*DO THIS*. Where a line of the listing below includes the word "JSON", reproduce that line.

*SUPPLIED RECORDS*.
********
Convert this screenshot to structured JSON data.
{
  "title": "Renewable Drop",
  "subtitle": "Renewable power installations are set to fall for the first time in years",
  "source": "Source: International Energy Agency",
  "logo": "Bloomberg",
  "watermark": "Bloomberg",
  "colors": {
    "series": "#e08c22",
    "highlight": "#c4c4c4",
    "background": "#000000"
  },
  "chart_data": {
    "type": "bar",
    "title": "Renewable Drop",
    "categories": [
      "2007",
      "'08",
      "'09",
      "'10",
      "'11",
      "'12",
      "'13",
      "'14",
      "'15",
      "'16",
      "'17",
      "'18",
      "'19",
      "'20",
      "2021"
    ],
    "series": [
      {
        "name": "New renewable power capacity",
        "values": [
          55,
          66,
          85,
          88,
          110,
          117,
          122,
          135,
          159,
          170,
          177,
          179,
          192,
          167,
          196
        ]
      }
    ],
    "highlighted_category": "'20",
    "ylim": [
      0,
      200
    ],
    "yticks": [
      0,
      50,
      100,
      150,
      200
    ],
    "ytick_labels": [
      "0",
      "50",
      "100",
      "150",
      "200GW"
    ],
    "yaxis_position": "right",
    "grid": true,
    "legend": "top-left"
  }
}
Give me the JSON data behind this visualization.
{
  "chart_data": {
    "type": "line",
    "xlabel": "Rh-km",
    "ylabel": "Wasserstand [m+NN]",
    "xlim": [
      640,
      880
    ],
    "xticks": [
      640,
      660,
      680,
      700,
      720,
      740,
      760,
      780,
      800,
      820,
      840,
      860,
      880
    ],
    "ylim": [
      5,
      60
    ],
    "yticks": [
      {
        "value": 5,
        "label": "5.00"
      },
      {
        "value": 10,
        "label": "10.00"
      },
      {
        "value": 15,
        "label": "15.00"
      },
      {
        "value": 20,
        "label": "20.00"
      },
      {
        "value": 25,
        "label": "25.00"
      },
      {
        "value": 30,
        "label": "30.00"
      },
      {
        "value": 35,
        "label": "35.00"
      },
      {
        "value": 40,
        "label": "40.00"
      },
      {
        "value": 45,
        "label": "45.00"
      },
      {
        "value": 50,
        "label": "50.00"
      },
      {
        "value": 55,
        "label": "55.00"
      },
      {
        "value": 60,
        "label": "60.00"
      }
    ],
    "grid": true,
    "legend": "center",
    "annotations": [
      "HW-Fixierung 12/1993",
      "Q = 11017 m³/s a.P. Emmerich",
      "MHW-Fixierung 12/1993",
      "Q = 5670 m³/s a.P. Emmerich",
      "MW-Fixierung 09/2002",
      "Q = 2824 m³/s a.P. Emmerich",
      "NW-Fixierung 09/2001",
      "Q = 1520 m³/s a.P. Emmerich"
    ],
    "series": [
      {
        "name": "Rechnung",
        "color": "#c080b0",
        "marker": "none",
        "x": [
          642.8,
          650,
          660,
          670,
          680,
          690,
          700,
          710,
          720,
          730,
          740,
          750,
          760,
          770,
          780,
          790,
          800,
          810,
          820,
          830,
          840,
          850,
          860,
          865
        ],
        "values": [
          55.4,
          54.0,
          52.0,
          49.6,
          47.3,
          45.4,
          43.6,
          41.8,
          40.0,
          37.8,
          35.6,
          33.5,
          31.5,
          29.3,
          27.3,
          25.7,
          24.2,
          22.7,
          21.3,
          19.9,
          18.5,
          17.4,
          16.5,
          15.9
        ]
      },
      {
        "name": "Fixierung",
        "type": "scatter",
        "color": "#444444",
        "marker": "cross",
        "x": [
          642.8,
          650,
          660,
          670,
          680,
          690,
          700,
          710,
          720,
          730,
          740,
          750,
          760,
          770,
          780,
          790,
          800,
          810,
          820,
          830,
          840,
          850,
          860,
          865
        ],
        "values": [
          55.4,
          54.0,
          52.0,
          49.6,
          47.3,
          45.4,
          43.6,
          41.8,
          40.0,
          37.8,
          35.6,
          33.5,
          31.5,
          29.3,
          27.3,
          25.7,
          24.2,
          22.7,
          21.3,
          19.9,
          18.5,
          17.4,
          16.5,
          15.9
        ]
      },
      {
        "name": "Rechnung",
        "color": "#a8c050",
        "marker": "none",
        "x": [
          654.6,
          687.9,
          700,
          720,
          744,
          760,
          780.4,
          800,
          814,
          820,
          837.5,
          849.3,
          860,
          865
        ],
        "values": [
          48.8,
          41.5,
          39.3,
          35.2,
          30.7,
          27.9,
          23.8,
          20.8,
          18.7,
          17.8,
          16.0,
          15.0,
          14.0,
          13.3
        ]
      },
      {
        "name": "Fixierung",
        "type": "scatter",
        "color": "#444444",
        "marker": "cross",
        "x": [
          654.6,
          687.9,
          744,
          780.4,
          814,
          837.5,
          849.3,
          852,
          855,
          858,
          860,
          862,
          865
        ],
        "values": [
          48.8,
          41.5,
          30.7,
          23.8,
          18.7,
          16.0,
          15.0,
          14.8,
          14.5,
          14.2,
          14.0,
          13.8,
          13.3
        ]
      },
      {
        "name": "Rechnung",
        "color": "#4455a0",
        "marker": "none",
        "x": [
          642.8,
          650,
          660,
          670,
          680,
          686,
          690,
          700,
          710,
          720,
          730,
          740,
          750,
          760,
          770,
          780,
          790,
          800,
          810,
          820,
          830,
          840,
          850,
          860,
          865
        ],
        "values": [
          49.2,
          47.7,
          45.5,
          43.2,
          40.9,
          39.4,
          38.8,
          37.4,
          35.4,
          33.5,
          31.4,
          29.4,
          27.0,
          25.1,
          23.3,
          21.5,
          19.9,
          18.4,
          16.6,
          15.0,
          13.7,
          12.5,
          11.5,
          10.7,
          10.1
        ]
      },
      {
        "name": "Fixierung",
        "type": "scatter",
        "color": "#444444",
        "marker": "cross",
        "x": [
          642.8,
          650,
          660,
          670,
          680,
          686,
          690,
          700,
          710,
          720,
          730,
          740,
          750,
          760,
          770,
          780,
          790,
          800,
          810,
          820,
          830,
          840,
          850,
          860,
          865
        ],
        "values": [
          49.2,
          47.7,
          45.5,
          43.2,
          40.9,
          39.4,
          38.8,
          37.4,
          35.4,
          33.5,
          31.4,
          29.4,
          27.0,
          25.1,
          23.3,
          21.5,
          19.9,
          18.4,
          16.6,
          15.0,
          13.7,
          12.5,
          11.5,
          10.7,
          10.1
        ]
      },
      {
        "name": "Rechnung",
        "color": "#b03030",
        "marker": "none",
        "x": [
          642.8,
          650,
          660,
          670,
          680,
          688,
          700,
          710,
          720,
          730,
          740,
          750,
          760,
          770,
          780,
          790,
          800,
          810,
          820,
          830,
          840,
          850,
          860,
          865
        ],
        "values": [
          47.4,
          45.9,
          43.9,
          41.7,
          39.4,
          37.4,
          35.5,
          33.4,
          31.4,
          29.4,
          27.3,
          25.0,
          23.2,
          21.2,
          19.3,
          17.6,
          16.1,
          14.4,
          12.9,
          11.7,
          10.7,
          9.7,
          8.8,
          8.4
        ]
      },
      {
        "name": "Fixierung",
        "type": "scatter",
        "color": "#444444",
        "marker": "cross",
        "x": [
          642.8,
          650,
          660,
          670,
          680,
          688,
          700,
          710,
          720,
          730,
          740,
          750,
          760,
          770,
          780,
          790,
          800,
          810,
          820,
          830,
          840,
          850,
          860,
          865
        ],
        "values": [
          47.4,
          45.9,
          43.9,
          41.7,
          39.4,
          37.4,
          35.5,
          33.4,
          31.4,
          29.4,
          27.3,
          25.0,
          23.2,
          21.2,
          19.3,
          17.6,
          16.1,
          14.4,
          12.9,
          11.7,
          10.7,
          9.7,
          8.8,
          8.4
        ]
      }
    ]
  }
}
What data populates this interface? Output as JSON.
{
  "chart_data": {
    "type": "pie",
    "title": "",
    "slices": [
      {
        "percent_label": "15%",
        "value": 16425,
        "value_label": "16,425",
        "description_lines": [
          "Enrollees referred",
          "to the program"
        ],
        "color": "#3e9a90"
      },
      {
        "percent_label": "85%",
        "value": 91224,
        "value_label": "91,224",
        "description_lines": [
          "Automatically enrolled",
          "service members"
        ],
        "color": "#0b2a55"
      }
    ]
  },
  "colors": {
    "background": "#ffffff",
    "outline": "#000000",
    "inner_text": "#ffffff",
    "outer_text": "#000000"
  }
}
********
*RESPONSE*.
Convert this screenshot to structured JSON data.
Give me the JSON data behind this visualization.
What data populates this interface? Output as JSON.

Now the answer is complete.